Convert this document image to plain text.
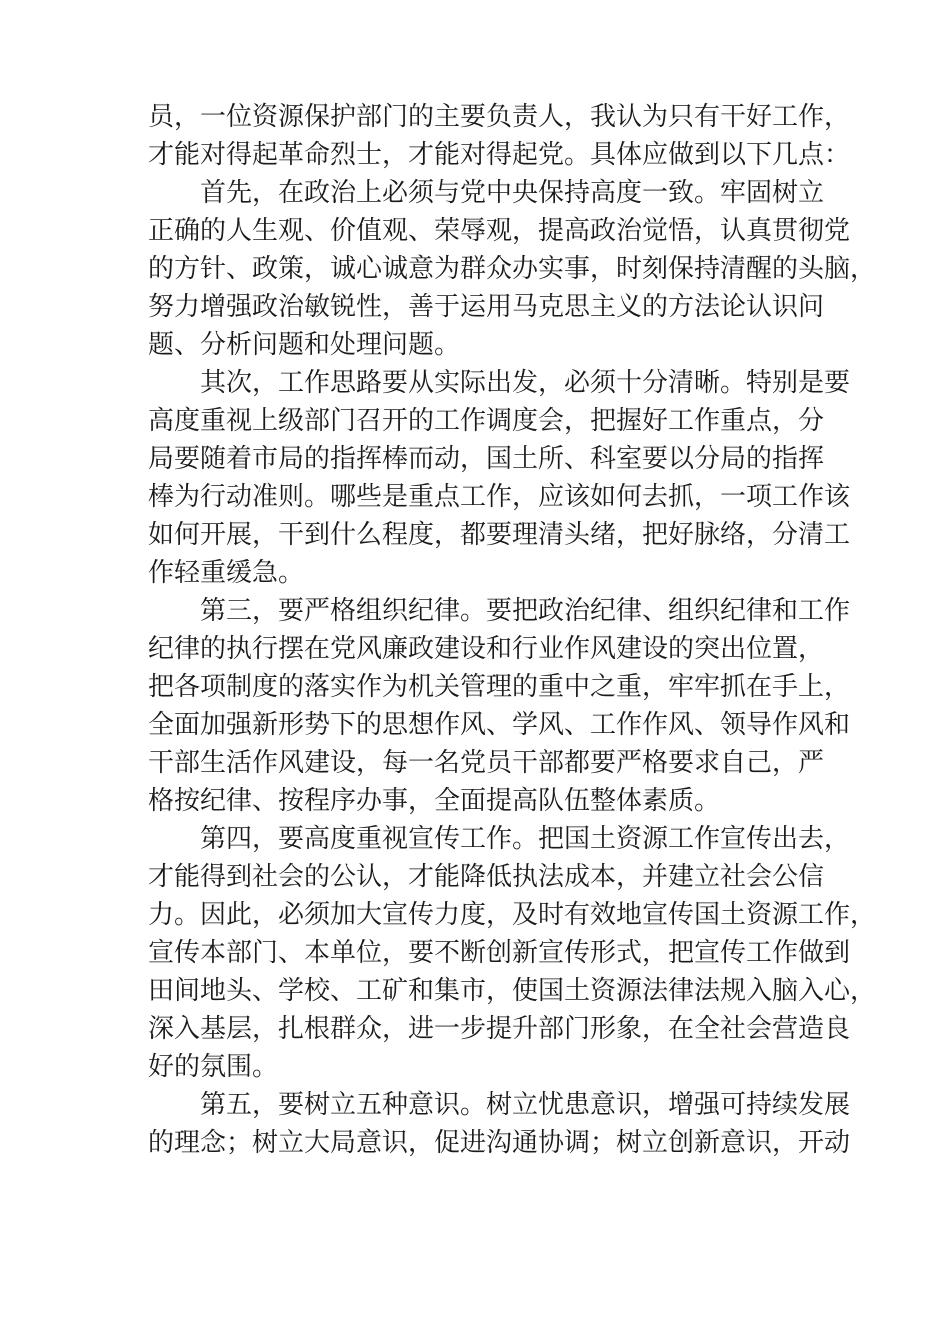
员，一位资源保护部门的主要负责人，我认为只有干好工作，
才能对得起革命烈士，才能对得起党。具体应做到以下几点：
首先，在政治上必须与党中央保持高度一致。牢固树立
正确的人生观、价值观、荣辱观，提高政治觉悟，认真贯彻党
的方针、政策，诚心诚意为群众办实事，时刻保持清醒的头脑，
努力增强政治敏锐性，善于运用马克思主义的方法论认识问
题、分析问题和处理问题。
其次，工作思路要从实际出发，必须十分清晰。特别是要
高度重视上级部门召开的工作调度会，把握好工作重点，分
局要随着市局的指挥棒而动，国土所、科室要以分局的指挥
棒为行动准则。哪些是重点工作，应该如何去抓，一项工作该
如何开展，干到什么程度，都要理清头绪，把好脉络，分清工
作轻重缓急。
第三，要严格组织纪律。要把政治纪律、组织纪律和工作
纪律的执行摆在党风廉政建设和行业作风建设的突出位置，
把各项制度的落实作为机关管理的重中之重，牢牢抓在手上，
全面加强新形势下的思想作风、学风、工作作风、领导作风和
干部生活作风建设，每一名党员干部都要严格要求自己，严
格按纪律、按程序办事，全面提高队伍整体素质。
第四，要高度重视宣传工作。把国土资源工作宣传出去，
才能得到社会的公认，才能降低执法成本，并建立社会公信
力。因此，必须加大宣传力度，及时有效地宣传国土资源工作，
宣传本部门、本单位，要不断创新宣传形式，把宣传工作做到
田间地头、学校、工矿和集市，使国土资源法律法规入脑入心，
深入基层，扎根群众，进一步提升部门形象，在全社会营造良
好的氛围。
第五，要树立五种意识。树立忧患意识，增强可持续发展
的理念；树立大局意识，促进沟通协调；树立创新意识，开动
══════════════════════════════
» **AIM**: Print the records word for word and exclude any picture they hold.

» **RESPONSE TO THIS TASK**:
Convert this document image to plain text.
员，一位资源保护部门的主要负责人，我认为只有干好工作，
才能对得起革命烈士，才能对得起党。具体应做到以下几点：
首先，在政治上必须与党中央保持高度一致。牢固树立
正确的人生观、价值观、荣辱观，提高政治觉悟，认真贯彻党
的方针、政策，诚心诚意为群众办实事，时刻保持清醒的头脑，
努力增强政治敏锐性，善于运用马克思主义的方法论认识问
题、分析问题和处理问题。
其次，工作思路要从实际出发，必须十分清晰。特别是要
高度重视上级部门召开的工作调度会，把握好工作重点，分
局要随着市局的指挥棒而动，国土所、科室要以分局的指挥
棒为行动准则。哪些是重点工作，应该如何去抓，一项工作该
如何开展，干到什么程度，都要理清头绪，把好脉络，分清工
作轻重缓急。
第三，要严格组织纪律。要把政治纪律、组织纪律和工作
纪律的执行摆在党风廉政建设和行业作风建设的突出位置，
把各项制度的落实作为机关管理的重中之重，牢牢抓在手上，
全面加强新形势下的思想作风、学风、工作作风、领导作风和
干部生活作风建设，每一名党员干部都要严格要求自己，严
格按纪律、按程序办事，全面提高队伍整体素质。
第四，要高度重视宣传工作。把国土资源工作宣传出去，
才能得到社会的公认，才能降低执法成本，并建立社会公信
力。因此，必须加大宣传力度，及时有效地宣传国土资源工作，
宣传本部门、本单位，要不断创新宣传形式，把宣传工作做到
田间地头、学校、工矿和集市，使国土资源法律法规入脑入心，
深入基层，扎根群众，进一步提升部门形象，在全社会营造良
好的氛围。
第五，要树立五种意识。树立忧患意识，增强可持续发展
的理念；树立大局意识，促进沟通协调；树立创新意识，开动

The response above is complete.